EXTRACTED TEXT:
The "Limited Public Housing Area" consisted of the area within
census tracts having a 30% or more nonwhite population or within
one mile of the boundary of any such census tract. The remainder of
Cook County was included in the "General Public Housing Area." 304
F. Supp. at 737. Following the commencement of construction of at
least 700 family units in the General Public Housing Area of the
city of Chicago, CHA was permitted by the terms of the order to
locate up to one-third of its General Public Housing Area units in
the portion of Cook County outside of Chicago.
See id. at
738-739.
[
Footnote 7]
The Court of Appeals found that
"HUD retained a large amount of discretion to approve or reject
both site selection and tenant assignment procedures of the local
housing authority,"
and that the Secretary had exercised those powers "in a manner
which perpetuated a racially discriminatory housing system in
Chicago." 448 F.2d at 739. Although the appellate court stated that
it was "fully sympathetic" with the "very real
dilemma'"
presented by the need for public housing in Chicago, it ruled that
the demand for housing did not justify "the Secretary's past
actions [which] constituted racially discriminatory conduct in
their own right." Ibid.
[
Footnote 8]
The court's July, 1969, order directing CHA to use its best
efforts to increase public housing opportunities in white areas as
rapidly as possible had not resulted in the submission of a single
housing site to the Chicago City Council. A subsequent order
directing the submission of sites for 1,500 units by September 20,
1970, had eventually prompted CHA to submit proposed sites in the
spring of 1971, but inaction by the City Council had held up the
approval of the sites required for their development.
See
Gautreaux v. Romney, 332 F.
Supp. 366, 368.
The District Court subsequently took additional measures in an
attempt to implement the remedial orders entered against CHA. In
May, 1971, the city of Chicago and HUD agreed to a letter of intent
that provided that the city would process sites suitable for use by
CHA to permit the Authority to commence acquisition of sites for
1,700 units in accordance with a specified timetable. HUD then
released certain Model Cities funds on the condition that the City
Council and CHA continue to show progress toward meeting the goals
set forth in the May letter. After the city fell far behind
schedule, the District Court granted the respondents' request for
an injunction directing HUD to withhold $26 million in Model Cities
funds until the city remedied its existing deficit under the
timetable.
See id. at 368-370. The Court of Appeals
reversed the injunction, holding that the District Court had abused
its discretion in ordering funding cut off. 457 F.2d 124.

WRITTEN TASK 1:
In the Chicago public housing excerpt, how much in Model Cities funds did the District Court direct HUD to withhold?
WRITTEN TASK 2:
Retype the part of the Chicago public housing excerpt that opens with the words containing "presented by the" and closes with "for their development.".
WRITTEN TASK 3:
Write what comes next in the Chicago public housing excerpt, picking up after its final sentence.

AVAILABLE DATA:

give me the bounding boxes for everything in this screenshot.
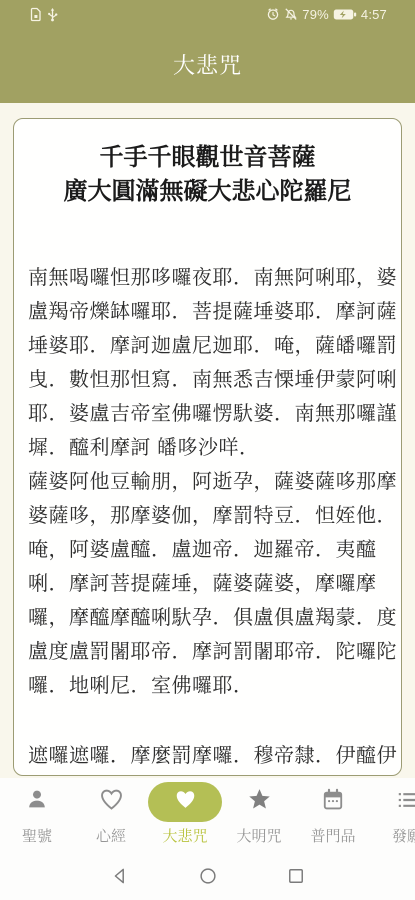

WRITTEN ANSWER 1:
$26 million

WRITTEN ANSWER 2:
presented by the need for public housing in Chicago, it ruled that
the demand for housing did not justify "the Secretary's past
actions [which] constituted racially discriminatory conduct in
their own right." Ibid.
[
Footnote 8]
The court's July, 1969, order directing CHA to use its best
efforts to increase public housing opportunities in white areas as
rapidly as possible had not resulted in the submission of a single
housing site to the Chicago City Council. A subsequent order
directing the submission of sites for 1,500 units by September 20,
1970, had eventually prompted CHA to submit proposed sites in the
spring of 1971, but inaction by the City Council had held up the
approval of the sites required for their development.

WRITTEN ANSWER 3:
Between July, 1971, and April, 1972, the City Council failed to
conduct any hearings with respect to acquisition of property for
housing sites, and did not approve land acquisition for any sites.
Gautreaux v. Chicago Housing Authority, 342 F.
Supp. 827, 829. Following the filing of a supplemental
complaint naming the mayor and the members of the City Council as
defendants, the District Court found that their inaction had
prevented CHA from providing relief in conformity with the court's
prior orders. In a further effort to effectuate relief, the court
ruled that the provision of Illinois law requiring City Council
approval of land acquisition by CHA "shall not be applicable to
CHA's actions . . . taken for the purpose of providing Dwelling
Units."
Id. at 830. The Court of Appeals upheld this
decision.
Gautreaux v. City of Chicago, 480 F.2d 210.
[
Footnote 9]
Although CHA participated in the proceeding before the Court of
Appeals, it did not seek review of that court's decision, and has
not participated in the proceedings in this Court.
[
Footnote 10]
Although the trial court's desegregation order in
Milliken did not direct the adoption of a specific
metropolitan area plan, it did contain detailed guidelines for the
panel appointed to draft the desegregation plan.
345 F.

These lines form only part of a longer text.